## Begin

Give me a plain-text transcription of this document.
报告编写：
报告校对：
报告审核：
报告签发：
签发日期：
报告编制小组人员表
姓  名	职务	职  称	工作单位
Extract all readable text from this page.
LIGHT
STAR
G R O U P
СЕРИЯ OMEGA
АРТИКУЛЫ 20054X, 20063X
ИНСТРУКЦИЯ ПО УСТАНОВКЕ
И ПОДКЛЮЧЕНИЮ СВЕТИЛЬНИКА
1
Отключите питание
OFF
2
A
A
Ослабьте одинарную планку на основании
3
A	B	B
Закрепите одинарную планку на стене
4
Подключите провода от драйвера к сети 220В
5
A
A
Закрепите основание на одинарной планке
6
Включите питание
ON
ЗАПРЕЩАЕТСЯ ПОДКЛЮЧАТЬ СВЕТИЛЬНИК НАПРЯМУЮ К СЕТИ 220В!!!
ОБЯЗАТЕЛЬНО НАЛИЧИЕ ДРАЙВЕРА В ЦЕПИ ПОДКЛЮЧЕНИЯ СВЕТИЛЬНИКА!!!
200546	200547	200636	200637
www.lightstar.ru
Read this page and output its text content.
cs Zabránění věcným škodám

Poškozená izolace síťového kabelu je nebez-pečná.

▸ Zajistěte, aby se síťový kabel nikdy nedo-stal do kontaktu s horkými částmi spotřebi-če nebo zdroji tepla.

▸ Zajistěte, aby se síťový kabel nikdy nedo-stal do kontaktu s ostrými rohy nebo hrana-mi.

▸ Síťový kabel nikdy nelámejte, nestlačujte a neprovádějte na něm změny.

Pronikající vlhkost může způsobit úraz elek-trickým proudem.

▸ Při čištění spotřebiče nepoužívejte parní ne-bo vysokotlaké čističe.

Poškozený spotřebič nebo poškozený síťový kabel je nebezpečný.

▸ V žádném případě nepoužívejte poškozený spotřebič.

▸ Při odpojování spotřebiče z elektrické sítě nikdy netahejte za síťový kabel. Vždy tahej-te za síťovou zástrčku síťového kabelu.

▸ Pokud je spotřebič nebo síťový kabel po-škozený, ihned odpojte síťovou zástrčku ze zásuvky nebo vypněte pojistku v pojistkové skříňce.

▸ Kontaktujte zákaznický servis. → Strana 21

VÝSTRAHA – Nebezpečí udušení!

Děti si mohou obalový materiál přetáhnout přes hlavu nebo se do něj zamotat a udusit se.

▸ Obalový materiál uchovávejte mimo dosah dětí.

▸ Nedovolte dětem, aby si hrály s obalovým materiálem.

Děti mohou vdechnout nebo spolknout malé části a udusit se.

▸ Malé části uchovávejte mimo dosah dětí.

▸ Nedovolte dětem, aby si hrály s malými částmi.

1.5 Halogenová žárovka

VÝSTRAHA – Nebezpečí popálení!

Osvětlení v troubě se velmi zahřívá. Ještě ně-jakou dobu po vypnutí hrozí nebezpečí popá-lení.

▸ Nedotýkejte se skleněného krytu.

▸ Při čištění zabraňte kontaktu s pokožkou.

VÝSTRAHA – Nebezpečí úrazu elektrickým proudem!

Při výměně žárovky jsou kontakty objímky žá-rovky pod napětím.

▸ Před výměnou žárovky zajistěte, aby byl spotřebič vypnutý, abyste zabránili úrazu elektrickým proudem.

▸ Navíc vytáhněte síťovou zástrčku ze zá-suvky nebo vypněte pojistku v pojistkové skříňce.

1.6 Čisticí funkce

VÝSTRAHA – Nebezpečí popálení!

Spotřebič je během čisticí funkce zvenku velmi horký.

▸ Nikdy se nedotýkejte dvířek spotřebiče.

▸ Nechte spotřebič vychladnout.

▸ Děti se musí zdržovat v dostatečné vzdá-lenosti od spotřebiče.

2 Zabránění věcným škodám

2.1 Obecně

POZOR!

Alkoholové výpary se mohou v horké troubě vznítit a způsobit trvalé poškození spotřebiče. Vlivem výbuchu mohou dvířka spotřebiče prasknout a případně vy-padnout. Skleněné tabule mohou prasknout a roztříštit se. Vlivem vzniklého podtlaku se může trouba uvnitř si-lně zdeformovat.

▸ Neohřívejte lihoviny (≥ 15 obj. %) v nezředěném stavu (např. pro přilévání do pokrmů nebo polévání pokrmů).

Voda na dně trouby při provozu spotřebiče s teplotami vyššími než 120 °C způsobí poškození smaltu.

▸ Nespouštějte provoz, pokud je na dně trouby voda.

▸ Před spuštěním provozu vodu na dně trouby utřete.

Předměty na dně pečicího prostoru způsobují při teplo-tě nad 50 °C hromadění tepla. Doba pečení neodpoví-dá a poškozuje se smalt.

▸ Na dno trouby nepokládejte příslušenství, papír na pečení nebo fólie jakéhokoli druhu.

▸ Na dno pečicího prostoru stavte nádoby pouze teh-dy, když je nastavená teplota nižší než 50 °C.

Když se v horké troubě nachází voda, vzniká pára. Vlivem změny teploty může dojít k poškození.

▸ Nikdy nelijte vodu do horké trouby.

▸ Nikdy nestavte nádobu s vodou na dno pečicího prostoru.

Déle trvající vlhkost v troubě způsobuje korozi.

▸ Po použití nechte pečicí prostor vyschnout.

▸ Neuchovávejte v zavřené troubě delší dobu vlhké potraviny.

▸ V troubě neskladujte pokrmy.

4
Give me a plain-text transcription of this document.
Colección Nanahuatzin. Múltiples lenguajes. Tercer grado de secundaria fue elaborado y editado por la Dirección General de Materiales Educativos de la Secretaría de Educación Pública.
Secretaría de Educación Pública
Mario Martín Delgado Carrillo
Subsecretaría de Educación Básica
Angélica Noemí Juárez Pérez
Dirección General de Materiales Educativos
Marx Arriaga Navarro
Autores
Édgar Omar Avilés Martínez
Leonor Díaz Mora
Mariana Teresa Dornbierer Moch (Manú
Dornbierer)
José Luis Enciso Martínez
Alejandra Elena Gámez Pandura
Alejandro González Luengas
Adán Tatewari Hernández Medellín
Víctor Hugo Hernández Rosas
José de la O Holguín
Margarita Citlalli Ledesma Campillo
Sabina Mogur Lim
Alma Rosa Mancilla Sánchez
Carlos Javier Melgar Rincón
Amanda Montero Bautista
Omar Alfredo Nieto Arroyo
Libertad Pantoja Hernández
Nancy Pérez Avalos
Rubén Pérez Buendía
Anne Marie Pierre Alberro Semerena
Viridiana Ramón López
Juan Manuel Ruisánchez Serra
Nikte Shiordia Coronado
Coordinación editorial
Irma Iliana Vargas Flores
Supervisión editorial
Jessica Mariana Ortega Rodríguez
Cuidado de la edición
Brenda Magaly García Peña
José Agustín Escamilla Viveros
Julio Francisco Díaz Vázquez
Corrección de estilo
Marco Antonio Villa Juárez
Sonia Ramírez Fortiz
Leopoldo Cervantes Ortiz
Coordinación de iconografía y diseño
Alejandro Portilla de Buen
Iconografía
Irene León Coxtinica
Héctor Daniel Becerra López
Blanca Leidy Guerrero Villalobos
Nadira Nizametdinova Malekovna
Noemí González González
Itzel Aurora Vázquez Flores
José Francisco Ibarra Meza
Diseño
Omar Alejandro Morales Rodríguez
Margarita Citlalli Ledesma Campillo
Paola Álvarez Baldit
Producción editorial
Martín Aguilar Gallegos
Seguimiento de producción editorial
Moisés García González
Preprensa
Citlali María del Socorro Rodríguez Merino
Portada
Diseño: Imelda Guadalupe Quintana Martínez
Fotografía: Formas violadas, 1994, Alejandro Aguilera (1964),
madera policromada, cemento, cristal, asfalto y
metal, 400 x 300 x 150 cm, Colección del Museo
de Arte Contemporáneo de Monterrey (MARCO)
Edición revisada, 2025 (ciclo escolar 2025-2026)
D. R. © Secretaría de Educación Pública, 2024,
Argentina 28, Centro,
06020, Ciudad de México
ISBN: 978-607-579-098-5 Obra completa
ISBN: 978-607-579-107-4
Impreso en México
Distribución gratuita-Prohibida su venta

## End

*What this task involves:*
Search the entries for the word "Juárez", then list each line that holds it.

*Exercise answer:*
Angélica Noemí Juárez Pérez
Marco Antonio Villa Juárez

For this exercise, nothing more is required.